EXERCISE PROMPT:
The records below must be output exactly, without pictures.

DATASET RECORDS:

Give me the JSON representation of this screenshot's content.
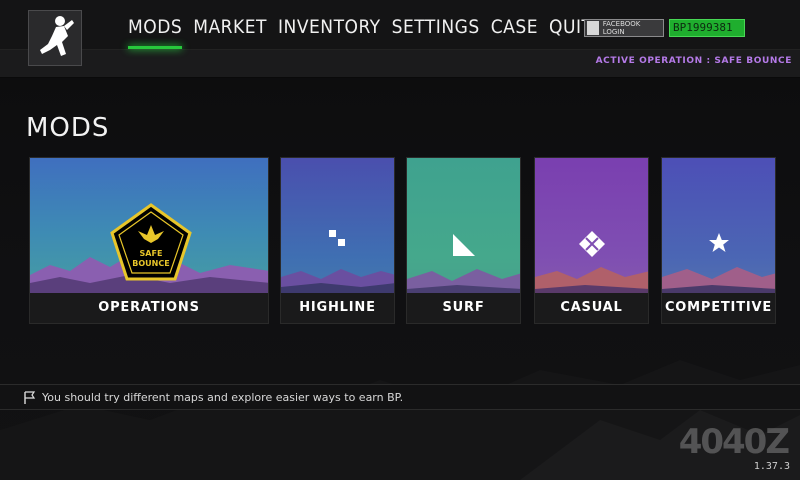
{
  "nav": {
    "items": [
      "MODS",
      "MARKET",
      "INVENTORY",
      "SETTINGS",
      "CASE",
      "QUIT"
    ],
    "active": "MODS"
  },
  "account": {
    "facebook_label": "FACEBOOK LOGIN",
    "bp": "BP1999381"
  },
  "operation": {
    "text": "ACTIVE OPERATION : SAFE BOUNCE"
  },
  "page": {
    "title": "MODS"
  },
  "cards": [
    {
      "label": "OPERATIONS",
      "badge_line1": "SAFE",
      "badge_line2": "BOUNCE"
    },
    {
      "label": "HIGHLINE"
    },
    {
      "label": "SURF"
    },
    {
      "label": "CASUAL"
    },
    {
      "label": "COMPETITIVE"
    }
  ],
  "hint": {
    "text": "You should try different maps and explore easier ways to earn BP."
  },
  "watermark": "4040Z",
  "version": "1.37.3",
  "colors": {
    "accent_green": "#27c93c",
    "operation_purple": "#b57ae8",
    "badge_gold": "#e8c62a"
  }
}
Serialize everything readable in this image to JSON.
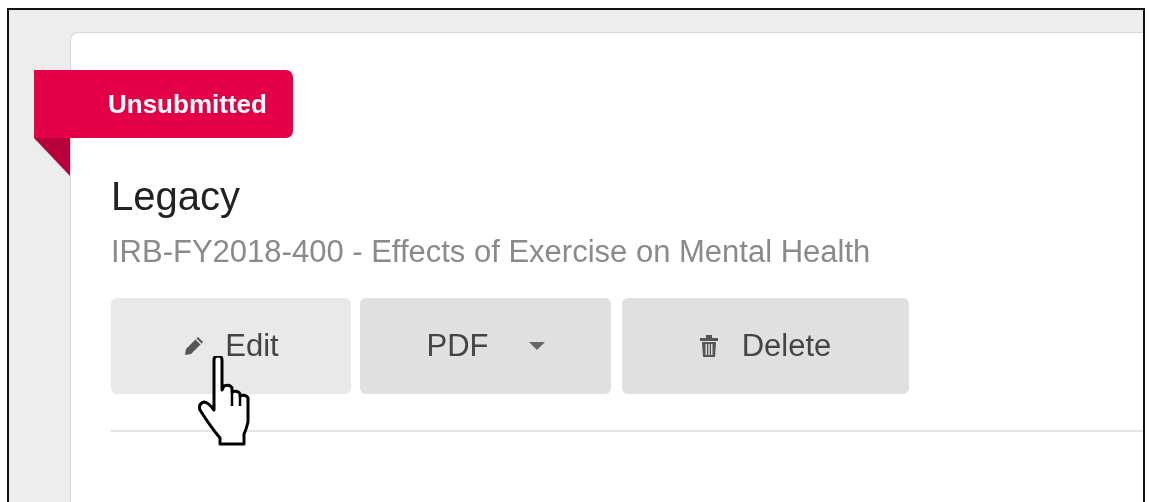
{
  "status_ribbon": {
    "label": "Unsubmitted"
  },
  "card": {
    "title": "Legacy",
    "subtitle": "IRB-FY2018-400 - Effects of Exercise on Mental Health"
  },
  "buttons": [
    {
      "kind": "edit",
      "label": "Edit",
      "hovered": true
    },
    {
      "kind": "dropdown",
      "label": "PDF",
      "hovered": false
    },
    {
      "kind": "delete",
      "label": "Delete",
      "hovered": false
    }
  ]
}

CORRECT OUTPUT:
Give me the JSON representation of this screenshot's content.
{
  "nav": {
    "items": [
      "MODS",
      "MARKET",
      "INVENTORY",
      "SETTINGS",
      "CASE",
      "QUIT"
    ],
    "active": "MODS"
  },
  "account": {
    "facebook_label": "FACEBOOK LOGIN",
    "bp": "BP1999381"
  },
  "operation": {
    "text": "ACTIVE OPERATION : SAFE BOUNCE"
  },
  "page": {
    "title": "MODS"
  },
  "cards": [
    {
      "label": "OPERATIONS",
      "badge_line1": "SAFE",
      "badge_line2": "BOUNCE"
    },
    {
      "label": "HIGHLINE"
    },
    {
      "label": "SURF"
    },
    {
      "label": "CASUAL"
    },
    {
      "label": "COMPETITIVE"
    }
  ],
  "hint": {
    "text": "You should try different maps and explore easier ways to earn BP."
  },
  "watermark": "4040Z",
  "version": "1.37.3",
  "colors": {
    "accent_green": "#27c93c",
    "operation_purple": "#b57ae8",
    "badge_gold": "#e8c62a"
  }
}
Serialize everything readable in this image to JSON.
{
  "status_ribbon": {
    "label": "Unsubmitted"
  },
  "card": {
    "title": "Legacy",
    "subtitle": "IRB-FY2018-400 - Effects of Exercise on Mental Health"
  },
  "buttons": [
    {
      "kind": "edit",
      "label": "Edit",
      "hovered": true
    },
    {
      "kind": "dropdown",
      "label": "PDF",
      "hovered": false
    },
    {
      "kind": "delete",
      "label": "Delete",
      "hovered": false
    }
  ]
}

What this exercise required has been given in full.